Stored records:

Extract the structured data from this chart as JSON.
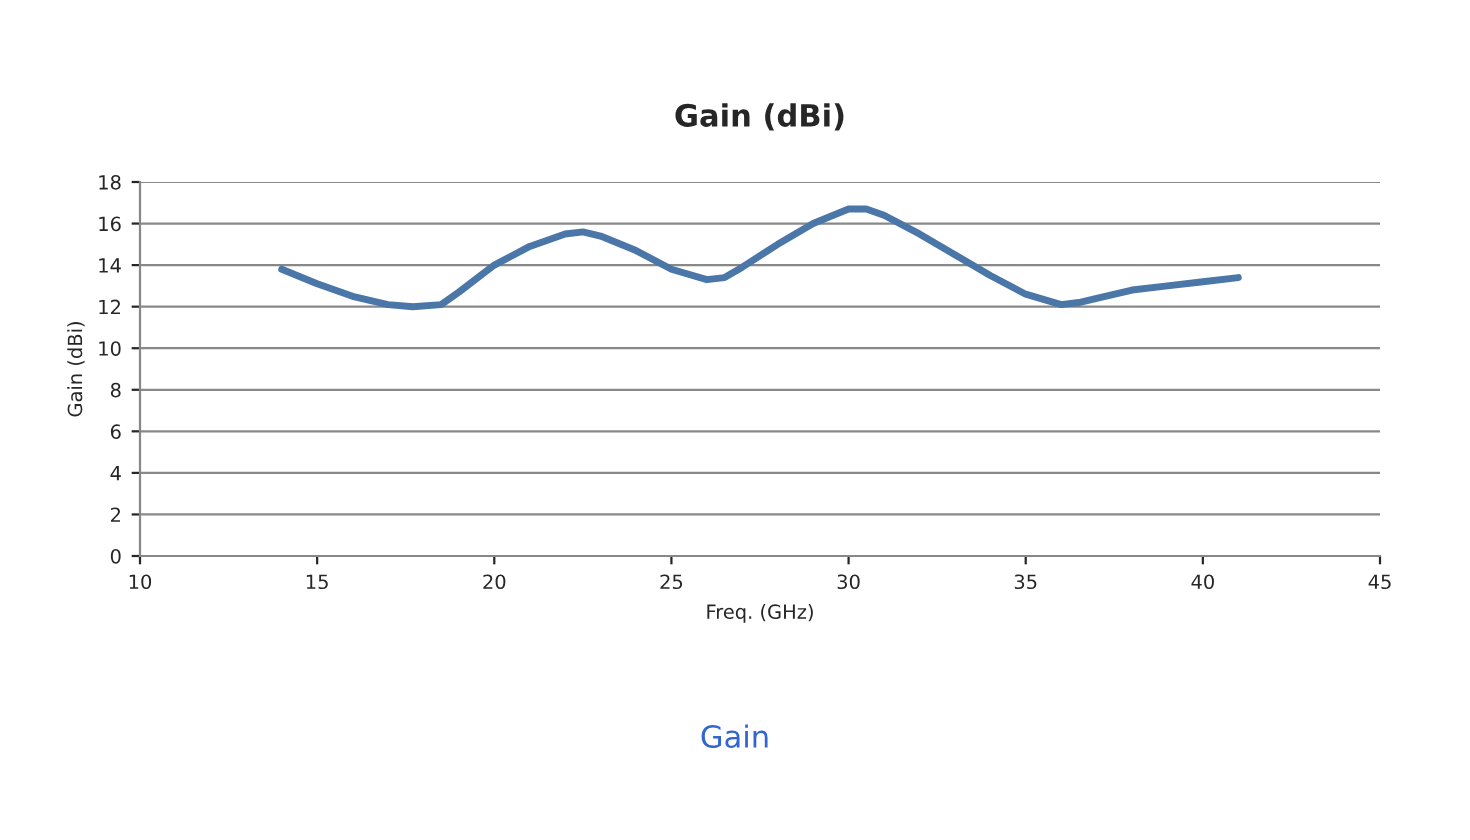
{
  "chart_data": {
    "type": "line",
    "title": "Gain (dBi)",
    "xlabel": "Freq. (GHz)",
    "ylabel": "Gain (dBi)",
    "annotations": [
      "Gain"
    ],
    "x": [
      14,
      15,
      16,
      17,
      17.7,
      18.5,
      19,
      20,
      21,
      22,
      22.5,
      23,
      24,
      25,
      26,
      26.5,
      27,
      28,
      29,
      30,
      30.5,
      31,
      32,
      33,
      34,
      35,
      36,
      36.5,
      37,
      38,
      39,
      40,
      41
    ],
    "series": [
      {
        "color": "#4a76a8",
        "values": [
          13.8,
          13.1,
          12.5,
          12.1,
          12.0,
          12.1,
          12.7,
          14.0,
          14.9,
          15.5,
          15.6,
          15.4,
          14.7,
          13.8,
          13.3,
          13.4,
          13.9,
          15.0,
          16.0,
          16.7,
          16.7,
          16.4,
          15.5,
          14.5,
          13.5,
          12.6,
          12.1,
          12.2,
          12.4,
          12.8,
          13.0,
          13.2,
          13.4
        ]
      }
    ],
    "xlim": [
      10,
      45
    ],
    "xticks": [
      10,
      15,
      20,
      25,
      30,
      35,
      40,
      45
    ],
    "ylim": [
      0,
      18
    ],
    "yticks": [
      0,
      2,
      4,
      6,
      8,
      10,
      12,
      14,
      16,
      18
    ],
    "grid": "y",
    "marker": "none",
    "line_style": "solid"
  }
}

» What needs to be done:
The records above must be transcribed exactly. Pictures are left out of the copy.

» Solution:
Extract the structured data from this chart as JSON.
{
  "chart_data": {
    "type": "line",
    "title": "Gain (dBi)",
    "xlabel": "Freq. (GHz)",
    "ylabel": "Gain (dBi)",
    "annotations": [
      "Gain"
    ],
    "x": [
      14,
      15,
      16,
      17,
      17.7,
      18.5,
      19,
      20,
      21,
      22,
      22.5,
      23,
      24,
      25,
      26,
      26.5,
      27,
      28,
      29,
      30,
      30.5,
      31,
      32,
      33,
      34,
      35,
      36,
      36.5,
      37,
      38,
      39,
      40,
      41
    ],
    "series": [
      {
        "color": "#4a76a8",
        "values": [
          13.8,
          13.1,
          12.5,
          12.1,
          12.0,
          12.1,
          12.7,
          14.0,
          14.9,
          15.5,
          15.6,
          15.4,
          14.7,
          13.8,
          13.3,
          13.4,
          13.9,
          15.0,
          16.0,
          16.7,
          16.7,
          16.4,
          15.5,
          14.5,
          13.5,
          12.6,
          12.1,
          12.2,
          12.4,
          12.8,
          13.0,
          13.2,
          13.4
        ]
      }
    ],
    "xlim": [
      10,
      45
    ],
    "xticks": [
      10,
      15,
      20,
      25,
      30,
      35,
      40,
      45
    ],
    "ylim": [
      0,
      18
    ],
    "yticks": [
      0,
      2,
      4,
      6,
      8,
      10,
      12,
      14,
      16,
      18
    ],
    "grid": "y",
    "marker": "none",
    "line_style": "solid"
  }
}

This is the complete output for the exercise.